_TASK DIRECTIONS:_
Will you write out all the entries below exactly?

_EXTRACTED DATA:_
***
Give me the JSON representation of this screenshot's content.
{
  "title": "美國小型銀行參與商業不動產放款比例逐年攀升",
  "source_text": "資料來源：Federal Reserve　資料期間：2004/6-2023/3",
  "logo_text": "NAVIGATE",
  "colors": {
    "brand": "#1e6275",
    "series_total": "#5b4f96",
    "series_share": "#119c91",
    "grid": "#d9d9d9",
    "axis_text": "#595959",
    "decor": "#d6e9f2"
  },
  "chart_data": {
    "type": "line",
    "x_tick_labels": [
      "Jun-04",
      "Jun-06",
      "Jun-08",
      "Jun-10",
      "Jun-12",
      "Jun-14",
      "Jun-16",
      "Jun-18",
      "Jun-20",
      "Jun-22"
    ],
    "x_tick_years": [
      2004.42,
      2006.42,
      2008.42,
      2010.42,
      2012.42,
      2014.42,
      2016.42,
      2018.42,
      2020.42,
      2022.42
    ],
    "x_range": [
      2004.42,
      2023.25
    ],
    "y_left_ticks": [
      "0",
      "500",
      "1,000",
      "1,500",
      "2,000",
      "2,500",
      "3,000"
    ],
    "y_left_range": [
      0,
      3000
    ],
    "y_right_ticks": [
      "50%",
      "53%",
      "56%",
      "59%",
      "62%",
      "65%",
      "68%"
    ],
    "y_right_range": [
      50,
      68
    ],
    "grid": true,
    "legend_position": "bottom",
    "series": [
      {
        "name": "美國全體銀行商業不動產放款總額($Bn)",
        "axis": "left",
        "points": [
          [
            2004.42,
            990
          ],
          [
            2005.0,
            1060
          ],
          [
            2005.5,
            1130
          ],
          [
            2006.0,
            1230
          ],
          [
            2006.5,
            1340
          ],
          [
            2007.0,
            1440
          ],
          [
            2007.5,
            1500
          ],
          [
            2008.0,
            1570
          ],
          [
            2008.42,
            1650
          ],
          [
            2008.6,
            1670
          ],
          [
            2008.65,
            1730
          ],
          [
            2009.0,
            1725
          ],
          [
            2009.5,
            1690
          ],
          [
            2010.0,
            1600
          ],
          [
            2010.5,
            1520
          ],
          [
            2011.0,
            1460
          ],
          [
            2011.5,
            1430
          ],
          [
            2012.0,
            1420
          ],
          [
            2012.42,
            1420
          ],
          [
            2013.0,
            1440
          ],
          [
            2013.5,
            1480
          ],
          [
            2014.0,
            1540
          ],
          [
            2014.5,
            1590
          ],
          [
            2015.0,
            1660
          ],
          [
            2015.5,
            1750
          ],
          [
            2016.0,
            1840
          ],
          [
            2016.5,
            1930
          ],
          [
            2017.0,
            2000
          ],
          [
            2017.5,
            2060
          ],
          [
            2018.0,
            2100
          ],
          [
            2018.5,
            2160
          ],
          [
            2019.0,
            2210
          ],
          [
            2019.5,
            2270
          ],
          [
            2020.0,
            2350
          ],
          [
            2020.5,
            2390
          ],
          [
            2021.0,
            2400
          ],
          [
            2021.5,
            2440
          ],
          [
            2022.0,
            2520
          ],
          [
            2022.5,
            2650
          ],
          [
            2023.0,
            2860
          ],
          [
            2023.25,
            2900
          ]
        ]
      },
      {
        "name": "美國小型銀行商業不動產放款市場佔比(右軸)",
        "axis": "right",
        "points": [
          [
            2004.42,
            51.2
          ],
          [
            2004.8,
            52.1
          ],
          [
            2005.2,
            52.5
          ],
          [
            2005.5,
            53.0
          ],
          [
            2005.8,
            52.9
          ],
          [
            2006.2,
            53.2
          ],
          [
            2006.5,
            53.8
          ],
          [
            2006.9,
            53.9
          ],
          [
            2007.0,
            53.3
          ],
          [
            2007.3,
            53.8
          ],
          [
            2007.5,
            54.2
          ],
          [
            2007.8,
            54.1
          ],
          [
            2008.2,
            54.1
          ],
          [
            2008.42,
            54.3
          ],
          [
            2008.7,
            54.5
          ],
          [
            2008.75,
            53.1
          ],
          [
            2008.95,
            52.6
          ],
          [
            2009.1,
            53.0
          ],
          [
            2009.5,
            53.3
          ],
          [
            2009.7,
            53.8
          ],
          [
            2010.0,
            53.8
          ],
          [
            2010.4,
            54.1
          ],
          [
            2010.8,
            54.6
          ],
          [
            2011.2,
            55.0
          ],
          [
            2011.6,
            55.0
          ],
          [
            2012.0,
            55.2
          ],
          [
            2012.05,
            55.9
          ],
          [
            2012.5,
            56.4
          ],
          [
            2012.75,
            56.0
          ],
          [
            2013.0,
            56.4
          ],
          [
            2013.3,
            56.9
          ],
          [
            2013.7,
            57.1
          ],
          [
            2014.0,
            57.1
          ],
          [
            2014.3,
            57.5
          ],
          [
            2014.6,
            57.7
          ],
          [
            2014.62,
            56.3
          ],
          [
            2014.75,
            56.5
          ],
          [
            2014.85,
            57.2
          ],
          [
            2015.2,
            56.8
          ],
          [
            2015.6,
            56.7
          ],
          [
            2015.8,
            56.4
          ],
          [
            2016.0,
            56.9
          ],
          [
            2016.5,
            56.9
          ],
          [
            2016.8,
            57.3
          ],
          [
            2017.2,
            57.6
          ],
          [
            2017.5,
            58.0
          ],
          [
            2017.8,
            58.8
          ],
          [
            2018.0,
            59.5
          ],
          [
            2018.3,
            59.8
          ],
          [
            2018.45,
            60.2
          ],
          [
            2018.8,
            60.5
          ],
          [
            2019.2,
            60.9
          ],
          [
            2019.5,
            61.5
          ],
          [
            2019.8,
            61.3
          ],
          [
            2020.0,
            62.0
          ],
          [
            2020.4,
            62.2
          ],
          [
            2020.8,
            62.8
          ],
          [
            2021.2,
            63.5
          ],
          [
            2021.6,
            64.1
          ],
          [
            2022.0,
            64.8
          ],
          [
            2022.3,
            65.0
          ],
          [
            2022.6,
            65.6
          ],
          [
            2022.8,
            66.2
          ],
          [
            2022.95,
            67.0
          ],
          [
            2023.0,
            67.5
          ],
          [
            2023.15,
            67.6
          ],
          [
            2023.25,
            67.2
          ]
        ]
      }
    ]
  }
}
***
_RESPONSE:_
Give me the JSON representation of this screenshot's content.
{
  "title": "美國小型銀行參與商業不動產放款比例逐年攀升",
  "source_text": "資料來源：Federal Reserve　資料期間：2004/6-2023/3",
  "logo_text": "NAVIGATE",
  "colors": {
    "brand": "#1e6275",
    "series_total": "#5b4f96",
    "series_share": "#119c91",
    "grid": "#d9d9d9",
    "axis_text": "#595959",
    "decor": "#d6e9f2"
  },
  "chart_data": {
    "type": "line",
    "x_tick_labels": [
      "Jun-04",
      "Jun-06",
      "Jun-08",
      "Jun-10",
      "Jun-12",
      "Jun-14",
      "Jun-16",
      "Jun-18",
      "Jun-20",
      "Jun-22"
    ],
    "x_tick_years": [
      2004.42,
      2006.42,
      2008.42,
      2010.42,
      2012.42,
      2014.42,
      2016.42,
      2018.42,
      2020.42,
      2022.42
    ],
    "x_range": [
      2004.42,
      2023.25
    ],
    "y_left_ticks": [
      "0",
      "500",
      "1,000",
      "1,500",
      "2,000",
      "2,500",
      "3,000"
    ],
    "y_left_range": [
      0,
      3000
    ],
    "y_right_ticks": [
      "50%",
      "53%",
      "56%",
      "59%",
      "62%",
      "65%",
      "68%"
    ],
    "y_right_range": [
      50,
      68
    ],
    "grid": true,
    "legend_position": "bottom",
    "series": [
      {
        "name": "美國全體銀行商業不動產放款總額($Bn)",
        "axis": "left",
        "points": [
          [
            2004.42,
            990
          ],
          [
            2005.0,
            1060
          ],
          [
            2005.5,
            1130
          ],
          [
            2006.0,
            1230
          ],
          [
            2006.5,
            1340
          ],
          [
            2007.0,
            1440
          ],
          [
            2007.5,
            1500
          ],
          [
            2008.0,
            1570
          ],
          [
            2008.42,
            1650
          ],
          [
            2008.6,
            1670
          ],
          [
            2008.65,
            1730
          ],
          [
            2009.0,
            1725
          ],
          [
            2009.5,
            1690
          ],
          [
            2010.0,
            1600
          ],
          [
            2010.5,
            1520
          ],
          [
            2011.0,
            1460
          ],
          [
            2011.5,
            1430
          ],
          [
            2012.0,
            1420
          ],
          [
            2012.42,
            1420
          ],
          [
            2013.0,
            1440
          ],
          [
            2013.5,
            1480
          ],
          [
            2014.0,
            1540
          ],
          [
            2014.5,
            1590
          ],
          [
            2015.0,
            1660
          ],
          [
            2015.5,
            1750
          ],
          [
            2016.0,
            1840
          ],
          [
            2016.5,
            1930
          ],
          [
            2017.0,
            2000
          ],
          [
            2017.5,
            2060
          ],
          [
            2018.0,
            2100
          ],
          [
            2018.5,
            2160
          ],
          [
            2019.0,
            2210
          ],
          [
            2019.5,
            2270
          ],
          [
            2020.0,
            2350
          ],
          [
            2020.5,
            2390
          ],
          [
            2021.0,
            2400
          ],
          [
            2021.5,
            2440
          ],
          [
            2022.0,
            2520
          ],
          [
            2022.5,
            2650
          ],
          [
            2023.0,
            2860
          ],
          [
            2023.25,
            2900
          ]
        ]
      },
      {
        "name": "美國小型銀行商業不動產放款市場佔比(右軸)",
        "axis": "right",
        "points": [
          [
            2004.42,
            51.2
          ],
          [
            2004.8,
            52.1
          ],
          [
            2005.2,
            52.5
          ],
          [
            2005.5,
            53.0
          ],
          [
            2005.8,
            52.9
          ],
          [
            2006.2,
            53.2
          ],
          [
            2006.5,
            53.8
          ],
          [
            2006.9,
            53.9
          ],
          [
            2007.0,
            53.3
          ],
          [
            2007.3,
            53.8
          ],
          [
            2007.5,
            54.2
          ],
          [
            2007.8,
            54.1
          ],
          [
            2008.2,
            54.1
          ],
          [
            2008.42,
            54.3
          ],
          [
            2008.7,
            54.5
          ],
          [
            2008.75,
            53.1
          ],
          [
            2008.95,
            52.6
          ],
          [
            2009.1,
            53.0
          ],
          [
            2009.5,
            53.3
          ],
          [
            2009.7,
            53.8
          ],
          [
            2010.0,
            53.8
          ],
          [
            2010.4,
            54.1
          ],
          [
            2010.8,
            54.6
          ],
          [
            2011.2,
            55.0
          ],
          [
            2011.6,
            55.0
          ],
          [
            2012.0,
            55.2
          ],
          [
            2012.05,
            55.9
          ],
          [
            2012.5,
            56.4
          ],
          [
            2012.75,
            56.0
          ],
          [
            2013.0,
            56.4
          ],
          [
            2013.3,
            56.9
          ],
          [
            2013.7,
            57.1
          ],
          [
            2014.0,
            57.1
          ],
          [
            2014.3,
            57.5
          ],
          [
            2014.6,
            57.7
          ],
          [
            2014.62,
            56.3
          ],
          [
            2014.75,
            56.5
          ],
          [
            2014.85,
            57.2
          ],
          [
            2015.2,
            56.8
          ],
          [
            2015.6,
            56.7
          ],
          [
            2015.8,
            56.4
          ],
          [
            2016.0,
            56.9
          ],
          [
            2016.5,
            56.9
          ],
          [
            2016.8,
            57.3
          ],
          [
            2017.2,
            57.6
          ],
          [
            2017.5,
            58.0
          ],
          [
            2017.8,
            58.8
          ],
          [
            2018.0,
            59.5
          ],
          [
            2018.3,
            59.8
          ],
          [
            2018.45,
            60.2
          ],
          [
            2018.8,
            60.5
          ],
          [
            2019.2,
            60.9
          ],
          [
            2019.5,
            61.5
          ],
          [
            2019.8,
            61.3
          ],
          [
            2020.0,
            62.0
          ],
          [
            2020.4,
            62.2
          ],
          [
            2020.8,
            62.8
          ],
          [
            2021.2,
            63.5
          ],
          [
            2021.6,
            64.1
          ],
          [
            2022.0,
            64.8
          ],
          [
            2022.3,
            65.0
          ],
          [
            2022.6,
            65.6
          ],
          [
            2022.8,
            66.2
          ],
          [
            2022.95,
            67.0
          ],
          [
            2023.0,
            67.5
          ],
          [
            2023.15,
            67.6
          ],
          [
            2023.25,
            67.2
          ]
        ]
      }
    ]
  }
}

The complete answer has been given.